_TASK BRIEF_. Copy every line in the records below that contains the word "triangle".

_INFORMATION SUPPLIED_.
• • • •
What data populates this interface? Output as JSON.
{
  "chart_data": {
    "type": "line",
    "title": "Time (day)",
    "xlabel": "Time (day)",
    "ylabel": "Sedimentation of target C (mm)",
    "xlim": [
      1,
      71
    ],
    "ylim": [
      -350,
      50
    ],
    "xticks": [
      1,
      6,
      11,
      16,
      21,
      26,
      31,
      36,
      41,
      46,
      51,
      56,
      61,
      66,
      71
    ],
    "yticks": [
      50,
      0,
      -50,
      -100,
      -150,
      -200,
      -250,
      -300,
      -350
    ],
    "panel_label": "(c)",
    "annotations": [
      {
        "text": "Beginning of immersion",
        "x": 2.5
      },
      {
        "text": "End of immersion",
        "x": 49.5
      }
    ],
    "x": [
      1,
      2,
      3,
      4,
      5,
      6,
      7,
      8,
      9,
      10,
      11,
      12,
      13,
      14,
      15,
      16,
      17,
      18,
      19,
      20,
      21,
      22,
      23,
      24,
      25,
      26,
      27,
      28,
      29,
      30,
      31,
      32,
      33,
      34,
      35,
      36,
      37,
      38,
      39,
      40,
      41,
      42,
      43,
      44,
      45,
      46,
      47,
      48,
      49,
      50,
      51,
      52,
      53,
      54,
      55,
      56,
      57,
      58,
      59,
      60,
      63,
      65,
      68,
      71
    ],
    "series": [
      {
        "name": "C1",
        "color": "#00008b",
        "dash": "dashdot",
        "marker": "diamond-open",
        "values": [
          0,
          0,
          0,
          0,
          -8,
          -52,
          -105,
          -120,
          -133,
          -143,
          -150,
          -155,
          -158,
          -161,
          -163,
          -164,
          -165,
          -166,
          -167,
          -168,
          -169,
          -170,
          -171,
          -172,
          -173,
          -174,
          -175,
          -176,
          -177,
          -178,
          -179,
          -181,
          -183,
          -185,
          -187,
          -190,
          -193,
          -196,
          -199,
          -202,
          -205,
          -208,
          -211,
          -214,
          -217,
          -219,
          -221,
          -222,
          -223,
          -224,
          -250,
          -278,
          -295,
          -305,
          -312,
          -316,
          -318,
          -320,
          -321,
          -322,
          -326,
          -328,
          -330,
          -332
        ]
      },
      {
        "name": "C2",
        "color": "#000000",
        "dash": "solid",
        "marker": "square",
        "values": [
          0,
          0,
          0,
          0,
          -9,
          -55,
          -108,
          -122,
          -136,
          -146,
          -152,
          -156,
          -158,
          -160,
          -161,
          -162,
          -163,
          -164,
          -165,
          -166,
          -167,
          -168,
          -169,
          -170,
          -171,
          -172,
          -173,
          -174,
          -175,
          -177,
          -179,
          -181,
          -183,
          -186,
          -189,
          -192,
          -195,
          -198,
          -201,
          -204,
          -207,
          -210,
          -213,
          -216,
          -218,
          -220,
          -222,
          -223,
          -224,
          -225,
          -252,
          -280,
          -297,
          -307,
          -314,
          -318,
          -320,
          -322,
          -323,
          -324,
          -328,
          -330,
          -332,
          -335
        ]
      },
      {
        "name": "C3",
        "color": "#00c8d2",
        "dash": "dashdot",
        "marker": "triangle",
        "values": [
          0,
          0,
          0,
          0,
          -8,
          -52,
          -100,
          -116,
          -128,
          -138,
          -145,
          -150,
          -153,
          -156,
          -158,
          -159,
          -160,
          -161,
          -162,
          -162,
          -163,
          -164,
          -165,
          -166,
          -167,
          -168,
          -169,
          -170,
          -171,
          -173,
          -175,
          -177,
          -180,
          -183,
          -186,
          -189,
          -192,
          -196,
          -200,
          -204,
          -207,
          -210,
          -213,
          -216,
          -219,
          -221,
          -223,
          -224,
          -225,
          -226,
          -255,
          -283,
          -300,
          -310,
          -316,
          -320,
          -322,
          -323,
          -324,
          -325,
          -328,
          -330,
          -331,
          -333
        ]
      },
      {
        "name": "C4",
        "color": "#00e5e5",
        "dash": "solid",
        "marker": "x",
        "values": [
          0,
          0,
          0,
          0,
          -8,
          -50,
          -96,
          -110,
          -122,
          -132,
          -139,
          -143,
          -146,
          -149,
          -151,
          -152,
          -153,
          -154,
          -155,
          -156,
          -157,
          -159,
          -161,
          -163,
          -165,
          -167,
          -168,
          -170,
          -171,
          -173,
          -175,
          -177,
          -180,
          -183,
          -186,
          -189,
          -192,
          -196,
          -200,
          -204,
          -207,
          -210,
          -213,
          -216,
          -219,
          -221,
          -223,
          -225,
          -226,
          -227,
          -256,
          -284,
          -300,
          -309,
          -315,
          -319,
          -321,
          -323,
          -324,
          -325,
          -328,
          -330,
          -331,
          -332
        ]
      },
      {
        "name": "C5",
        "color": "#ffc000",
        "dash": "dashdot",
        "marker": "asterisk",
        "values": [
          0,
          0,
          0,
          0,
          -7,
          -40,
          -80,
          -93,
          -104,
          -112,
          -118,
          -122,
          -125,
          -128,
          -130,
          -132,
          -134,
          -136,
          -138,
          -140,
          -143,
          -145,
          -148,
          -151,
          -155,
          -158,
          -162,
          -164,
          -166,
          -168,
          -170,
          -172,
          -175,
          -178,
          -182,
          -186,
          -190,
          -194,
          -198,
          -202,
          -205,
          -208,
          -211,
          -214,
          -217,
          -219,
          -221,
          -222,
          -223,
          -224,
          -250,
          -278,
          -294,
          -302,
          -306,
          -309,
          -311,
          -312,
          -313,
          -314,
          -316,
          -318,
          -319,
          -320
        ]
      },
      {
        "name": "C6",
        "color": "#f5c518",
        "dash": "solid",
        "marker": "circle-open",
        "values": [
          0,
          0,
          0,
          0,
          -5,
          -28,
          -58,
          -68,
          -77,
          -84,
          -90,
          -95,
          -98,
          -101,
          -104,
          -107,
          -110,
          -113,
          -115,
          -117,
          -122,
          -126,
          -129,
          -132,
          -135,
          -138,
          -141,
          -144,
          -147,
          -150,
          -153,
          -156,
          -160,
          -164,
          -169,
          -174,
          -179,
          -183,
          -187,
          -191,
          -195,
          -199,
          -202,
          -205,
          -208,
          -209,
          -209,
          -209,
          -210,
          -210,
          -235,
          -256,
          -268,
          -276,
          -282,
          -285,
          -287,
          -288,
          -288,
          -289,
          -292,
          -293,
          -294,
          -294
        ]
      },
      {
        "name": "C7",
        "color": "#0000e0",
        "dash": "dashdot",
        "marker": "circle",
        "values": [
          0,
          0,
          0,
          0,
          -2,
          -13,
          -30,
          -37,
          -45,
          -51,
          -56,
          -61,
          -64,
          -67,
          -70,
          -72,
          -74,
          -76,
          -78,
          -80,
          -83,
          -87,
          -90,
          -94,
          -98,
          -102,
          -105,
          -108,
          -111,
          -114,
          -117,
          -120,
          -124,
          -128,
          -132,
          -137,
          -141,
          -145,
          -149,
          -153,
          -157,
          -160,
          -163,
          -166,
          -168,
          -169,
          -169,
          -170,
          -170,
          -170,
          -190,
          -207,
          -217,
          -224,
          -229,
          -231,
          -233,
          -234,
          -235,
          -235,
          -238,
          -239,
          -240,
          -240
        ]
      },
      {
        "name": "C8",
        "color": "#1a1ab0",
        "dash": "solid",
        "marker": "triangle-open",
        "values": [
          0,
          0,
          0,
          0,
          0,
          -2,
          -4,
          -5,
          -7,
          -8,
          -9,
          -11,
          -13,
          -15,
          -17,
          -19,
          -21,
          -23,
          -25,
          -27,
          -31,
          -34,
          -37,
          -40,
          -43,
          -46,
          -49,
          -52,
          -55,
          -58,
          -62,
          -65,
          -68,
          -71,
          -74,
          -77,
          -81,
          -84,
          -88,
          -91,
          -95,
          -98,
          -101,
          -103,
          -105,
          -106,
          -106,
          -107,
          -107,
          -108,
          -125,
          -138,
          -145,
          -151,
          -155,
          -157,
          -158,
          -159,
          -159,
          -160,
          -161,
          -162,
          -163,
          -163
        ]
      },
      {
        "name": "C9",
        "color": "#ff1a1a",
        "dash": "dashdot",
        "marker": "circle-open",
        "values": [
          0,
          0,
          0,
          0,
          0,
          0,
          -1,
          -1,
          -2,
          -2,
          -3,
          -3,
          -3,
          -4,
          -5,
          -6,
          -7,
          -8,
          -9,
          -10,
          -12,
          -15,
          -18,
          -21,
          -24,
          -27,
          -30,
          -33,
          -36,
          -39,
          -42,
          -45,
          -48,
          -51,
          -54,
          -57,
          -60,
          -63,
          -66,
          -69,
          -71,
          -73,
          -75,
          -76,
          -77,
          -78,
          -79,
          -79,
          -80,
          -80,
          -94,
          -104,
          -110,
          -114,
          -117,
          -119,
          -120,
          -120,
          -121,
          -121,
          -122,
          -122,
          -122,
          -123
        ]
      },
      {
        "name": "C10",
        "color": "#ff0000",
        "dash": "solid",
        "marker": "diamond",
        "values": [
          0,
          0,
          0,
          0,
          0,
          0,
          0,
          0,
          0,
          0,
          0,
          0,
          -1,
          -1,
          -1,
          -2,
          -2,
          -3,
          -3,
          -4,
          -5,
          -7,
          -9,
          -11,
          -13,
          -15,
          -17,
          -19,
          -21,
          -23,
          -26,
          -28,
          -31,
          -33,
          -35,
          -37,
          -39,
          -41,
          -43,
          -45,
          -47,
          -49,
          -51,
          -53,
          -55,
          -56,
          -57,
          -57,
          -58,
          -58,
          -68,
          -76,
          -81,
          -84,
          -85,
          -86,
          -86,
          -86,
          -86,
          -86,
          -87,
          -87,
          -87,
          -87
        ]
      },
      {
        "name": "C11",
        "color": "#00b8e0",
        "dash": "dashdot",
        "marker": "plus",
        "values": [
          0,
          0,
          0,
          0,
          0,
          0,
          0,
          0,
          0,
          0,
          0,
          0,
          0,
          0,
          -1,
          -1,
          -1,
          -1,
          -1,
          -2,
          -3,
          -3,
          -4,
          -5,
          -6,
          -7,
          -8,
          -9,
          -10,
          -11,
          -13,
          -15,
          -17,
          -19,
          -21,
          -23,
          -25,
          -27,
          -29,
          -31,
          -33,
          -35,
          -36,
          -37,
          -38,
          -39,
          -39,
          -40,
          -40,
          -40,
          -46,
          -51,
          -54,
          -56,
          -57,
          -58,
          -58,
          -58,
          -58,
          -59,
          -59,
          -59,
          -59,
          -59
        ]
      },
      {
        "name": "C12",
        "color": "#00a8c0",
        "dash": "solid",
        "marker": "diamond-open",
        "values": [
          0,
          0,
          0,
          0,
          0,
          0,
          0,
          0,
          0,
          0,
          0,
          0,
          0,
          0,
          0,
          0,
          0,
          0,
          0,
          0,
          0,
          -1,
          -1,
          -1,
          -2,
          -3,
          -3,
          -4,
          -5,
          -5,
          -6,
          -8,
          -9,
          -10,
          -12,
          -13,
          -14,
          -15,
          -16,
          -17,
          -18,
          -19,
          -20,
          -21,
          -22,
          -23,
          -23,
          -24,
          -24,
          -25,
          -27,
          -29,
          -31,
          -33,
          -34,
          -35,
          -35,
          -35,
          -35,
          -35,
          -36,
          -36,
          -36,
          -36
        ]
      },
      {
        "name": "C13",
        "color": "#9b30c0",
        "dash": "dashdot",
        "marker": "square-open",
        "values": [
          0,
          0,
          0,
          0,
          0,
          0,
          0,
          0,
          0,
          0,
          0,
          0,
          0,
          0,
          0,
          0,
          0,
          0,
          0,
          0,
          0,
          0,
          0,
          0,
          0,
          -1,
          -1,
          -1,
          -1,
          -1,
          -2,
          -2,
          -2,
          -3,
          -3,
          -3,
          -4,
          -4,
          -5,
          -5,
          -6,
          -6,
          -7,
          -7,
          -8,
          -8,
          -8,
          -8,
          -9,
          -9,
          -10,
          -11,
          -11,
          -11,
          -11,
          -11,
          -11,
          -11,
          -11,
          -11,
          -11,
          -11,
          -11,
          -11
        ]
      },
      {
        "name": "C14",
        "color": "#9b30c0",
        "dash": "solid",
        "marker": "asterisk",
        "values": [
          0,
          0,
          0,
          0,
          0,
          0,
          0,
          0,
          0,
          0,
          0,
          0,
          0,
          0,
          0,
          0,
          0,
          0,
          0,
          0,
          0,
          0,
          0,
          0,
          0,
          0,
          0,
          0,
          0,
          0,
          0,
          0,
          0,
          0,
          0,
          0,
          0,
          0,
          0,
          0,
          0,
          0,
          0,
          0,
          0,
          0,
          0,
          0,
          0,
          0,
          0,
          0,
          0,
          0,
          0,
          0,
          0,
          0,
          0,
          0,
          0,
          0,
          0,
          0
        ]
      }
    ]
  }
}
• • • •
_RESULT FOR THIS TASK_.
        "marker": "triangle",
        "marker": "triangle-open",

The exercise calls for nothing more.